=== Task details ===
Copy the listing verbatim, excluding any images found in it.
##### Stored records #####
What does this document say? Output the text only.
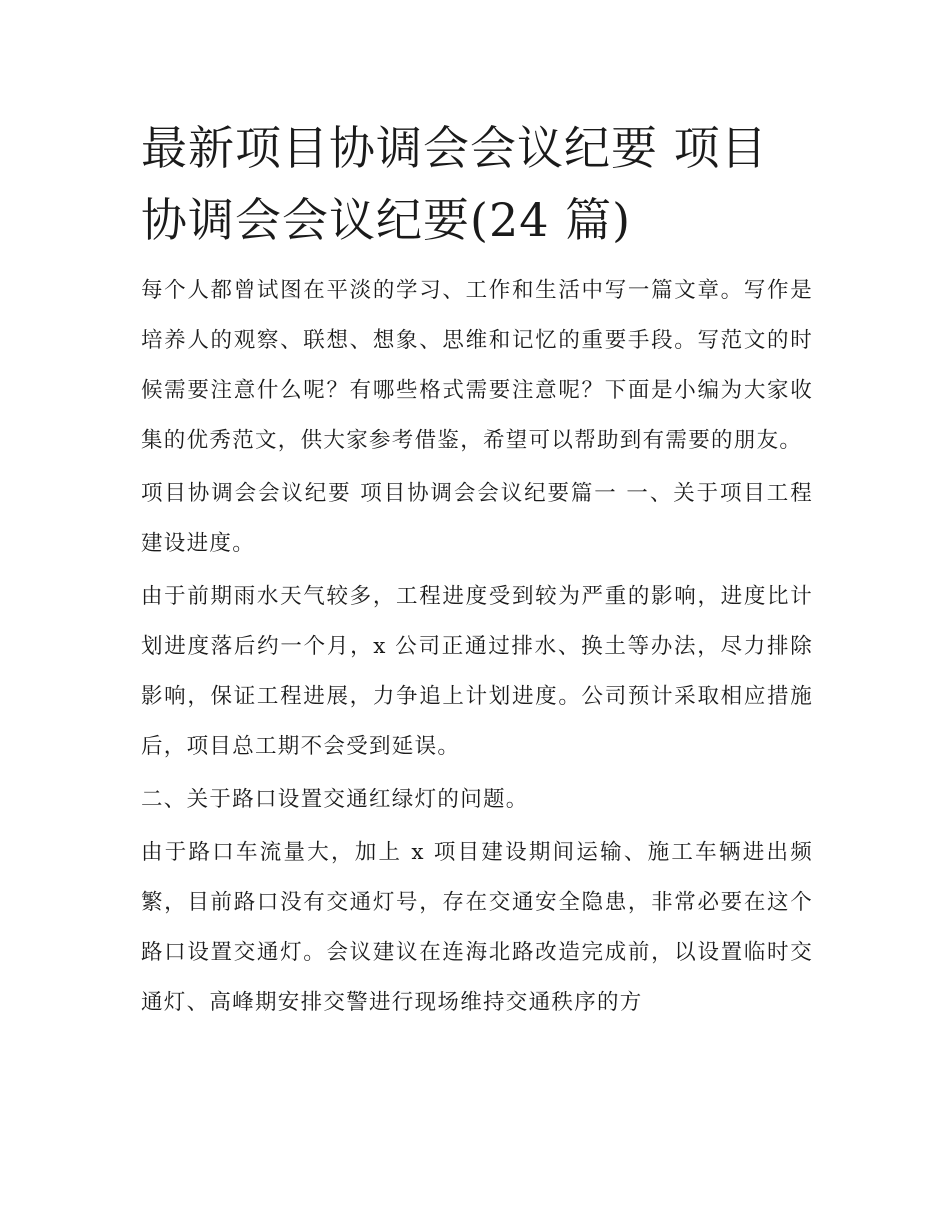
最新项目协调会会议纪要 项目协调会会议纪要(24 篇)

每个人都曾试图在平淡的学习、工作和生活中写一篇文章。写作是培养人的观察、联想、想象、思维和记忆的重要手段。写范文的时候需要注意什么呢？有哪些格式需要注意呢？下面是小编为大家收集的优秀范文，供大家参考借鉴，希望可以帮助到有需要的朋友。

项目协调会会议纪要 项目协调会会议纪要篇一 一、关于项目工程建设进度。

由于前期雨水天气较多，工程进度受到较为严重的影响，进度比计划进度落后约一个月，x 公司正通过排水、换土等办法，尽力排除影响，保证工程进展，力争追上计划进度。公司预计采取相应措施后，项目总工期不会受到延误。

二、关于路口设置交通红绿灯的问题。

由于路口车流量大，加上 x 项目建设期间运输、施工车辆进出频繁，目前路口没有交通灯号，存在交通安全隐患，非常必要在这个路口设置交通灯。会议建议在连海北路改造完成前，以设置临时交通灯、高峰期安排交警进行现场维持交通秩序的方
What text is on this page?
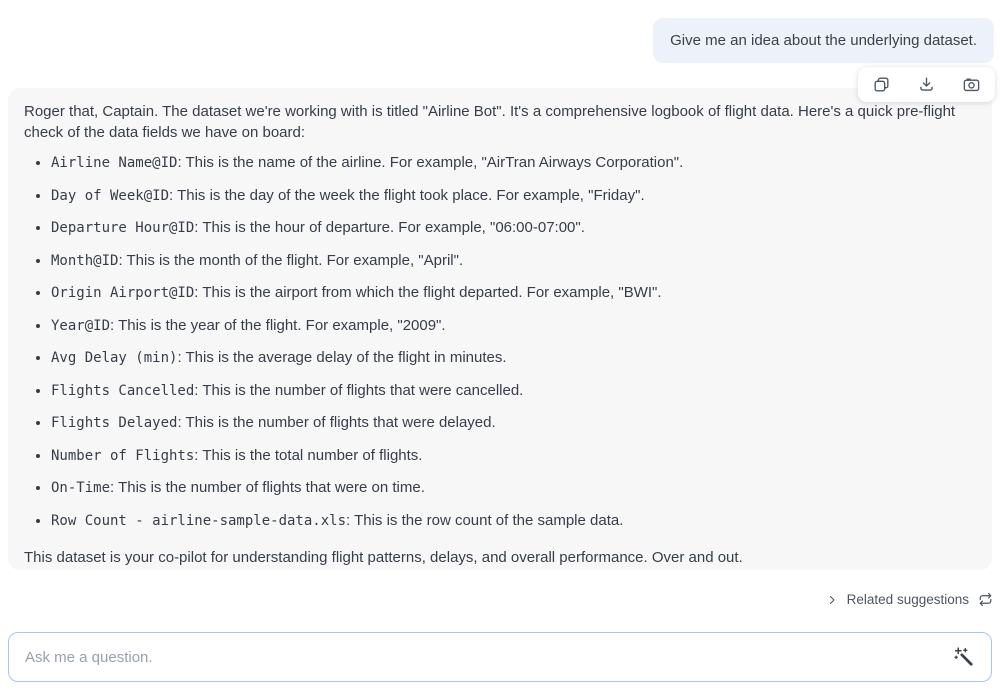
Give me an idea about the underlying dataset.

Roger that, Captain. The dataset we're working with is titled "Airline Bot". It's a comprehensive logbook of flight data. Here's a quick pre-flight check of the data fields we have on board:

• Airline Name@ID: This is the name of the airline. For example, "AirTran Airways Corporation".
• Day of Week@ID: This is the day of the week the flight took place. For example, "Friday".
• Departure Hour@ID: This is the hour of departure. For example, "06:00-07:00".
• Month@ID: This is the month of the flight. For example, "April".
• Origin Airport@ID: This is the airport from which the flight departed. For example, "BWI".
• Year@ID: This is the year of the flight. For example, "2009".
• Avg Delay (min): This is the average delay of the flight in minutes.
• Flights Cancelled: This is the number of flights that were cancelled.
• Flights Delayed: This is the number of flights that were delayed.
• Number of Flights: This is the total number of flights.
• On-Time: This is the number of flights that were on time.
• Row Count - airline-sample-data.xls: This is the row count of the sample data.

This dataset is your co-pilot for understanding flight patterns, delays, and overall performance. Over and out.

Related suggestions
Ask me a question.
#####
=== Written response ===
What does this document say? Output the text only.
最新项目协调会会议纪要 项目协调会会议纪要(24 篇)

每个人都曾试图在平淡的学习、工作和生活中写一篇文章。写作是培养人的观察、联想、想象、思维和记忆的重要手段。写范文的时候需要注意什么呢？有哪些格式需要注意呢？下面是小编为大家收集的优秀范文，供大家参考借鉴，希望可以帮助到有需要的朋友。

项目协调会会议纪要 项目协调会会议纪要篇一 一、关于项目工程建设进度。

由于前期雨水天气较多，工程进度受到较为严重的影响，进度比计划进度落后约一个月，x 公司正通过排水、换土等办法，尽力排除影响，保证工程进展，力争追上计划进度。公司预计采取相应措施后，项目总工期不会受到延误。

二、关于路口设置交通红绿灯的问题。

由于路口车流量大，加上 x 项目建设期间运输、施工车辆进出频繁，目前路口没有交通灯号，存在交通安全隐患，非常必要在这个路口设置交通灯。会议建议在连海北路改造完成前，以设置临时交通灯、高峰期安排交警进行现场维持交通秩序的方
What text is on this page?
Give me an idea about the underlying dataset.

Roger that, Captain. The dataset we're working with is titled "Airline Bot". It's a comprehensive logbook of flight data. Here's a quick pre-flight check of the data fields we have on board:

• Airline Name@ID: This is the name of the airline. For example, "AirTran Airways Corporation".
• Day of Week@ID: This is the day of the week the flight took place. For example, "Friday".
• Departure Hour@ID: This is the hour of departure. For example, "06:00-07:00".
• Month@ID: This is the month of the flight. For example, "April".
• Origin Airport@ID: This is the airport from which the flight departed. For example, "BWI".
• Year@ID: This is the year of the flight. For example, "2009".
• Avg Delay (min): This is the average delay of the flight in minutes.
• Flights Cancelled: This is the number of flights that were cancelled.
• Flights Delayed: This is the number of flights that were delayed.
• Number of Flights: This is the total number of flights.
• On-Time: This is the number of flights that were on time.
• Row Count - airline-sample-data.xls: This is the row count of the sample data.

This dataset is your co-pilot for understanding flight patterns, delays, and overall performance. Over and out.

Related suggestions
Ask me a question.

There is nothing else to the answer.